* START MATERIAL TO PROCESS *

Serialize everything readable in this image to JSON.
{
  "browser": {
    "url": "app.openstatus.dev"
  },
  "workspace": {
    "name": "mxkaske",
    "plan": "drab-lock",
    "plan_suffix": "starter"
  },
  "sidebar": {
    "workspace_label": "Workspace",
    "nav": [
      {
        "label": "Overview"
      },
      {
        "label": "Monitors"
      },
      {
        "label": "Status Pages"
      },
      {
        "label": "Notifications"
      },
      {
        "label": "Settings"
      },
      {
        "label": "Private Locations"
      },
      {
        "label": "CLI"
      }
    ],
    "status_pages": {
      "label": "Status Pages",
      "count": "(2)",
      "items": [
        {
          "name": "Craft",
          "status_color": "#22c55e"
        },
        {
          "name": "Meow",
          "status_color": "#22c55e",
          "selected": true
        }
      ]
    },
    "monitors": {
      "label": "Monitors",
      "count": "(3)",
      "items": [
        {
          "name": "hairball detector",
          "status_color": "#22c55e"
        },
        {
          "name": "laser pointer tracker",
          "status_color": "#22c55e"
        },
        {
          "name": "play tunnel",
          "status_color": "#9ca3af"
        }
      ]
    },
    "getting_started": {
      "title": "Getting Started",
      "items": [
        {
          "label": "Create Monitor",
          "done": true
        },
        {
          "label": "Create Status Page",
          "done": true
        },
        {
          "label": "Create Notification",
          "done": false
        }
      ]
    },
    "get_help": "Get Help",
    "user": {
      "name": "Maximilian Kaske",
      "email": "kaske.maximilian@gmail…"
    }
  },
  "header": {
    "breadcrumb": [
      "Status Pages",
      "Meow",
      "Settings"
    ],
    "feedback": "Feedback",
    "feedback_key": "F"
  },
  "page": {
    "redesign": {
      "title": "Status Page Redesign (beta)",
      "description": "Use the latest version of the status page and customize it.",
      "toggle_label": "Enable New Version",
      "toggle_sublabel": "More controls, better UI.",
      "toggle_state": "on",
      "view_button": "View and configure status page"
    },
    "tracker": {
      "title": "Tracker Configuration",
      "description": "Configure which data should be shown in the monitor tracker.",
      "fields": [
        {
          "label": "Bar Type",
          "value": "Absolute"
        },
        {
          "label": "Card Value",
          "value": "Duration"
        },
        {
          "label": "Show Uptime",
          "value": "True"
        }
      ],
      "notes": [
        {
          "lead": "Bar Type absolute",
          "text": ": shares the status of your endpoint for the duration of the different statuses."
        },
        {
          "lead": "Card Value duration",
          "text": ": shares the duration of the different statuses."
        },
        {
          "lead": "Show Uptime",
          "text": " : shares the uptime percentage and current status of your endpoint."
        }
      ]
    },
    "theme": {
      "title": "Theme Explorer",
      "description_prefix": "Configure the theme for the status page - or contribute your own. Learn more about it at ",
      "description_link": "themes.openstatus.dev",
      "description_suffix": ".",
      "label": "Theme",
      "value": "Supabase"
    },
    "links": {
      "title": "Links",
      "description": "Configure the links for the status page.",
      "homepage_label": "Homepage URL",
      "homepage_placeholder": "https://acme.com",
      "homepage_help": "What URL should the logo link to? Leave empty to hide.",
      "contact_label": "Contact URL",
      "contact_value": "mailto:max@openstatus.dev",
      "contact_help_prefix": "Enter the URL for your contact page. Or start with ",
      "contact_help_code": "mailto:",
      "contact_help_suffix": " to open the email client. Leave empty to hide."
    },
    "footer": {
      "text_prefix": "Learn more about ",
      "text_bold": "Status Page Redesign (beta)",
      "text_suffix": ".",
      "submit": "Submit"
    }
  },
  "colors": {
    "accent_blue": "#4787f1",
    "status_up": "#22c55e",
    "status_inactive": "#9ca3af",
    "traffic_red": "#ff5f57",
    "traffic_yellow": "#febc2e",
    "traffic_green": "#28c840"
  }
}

* END MATERIAL TO PROCESS *

SET PROBLEM → Isolate each line of the listing above that includes "Create". Copy it.

COMPLETED EXERCISE →
          "label": "Create Monitor",
          "label": "Create Status Page",
          "label": "Create Notification",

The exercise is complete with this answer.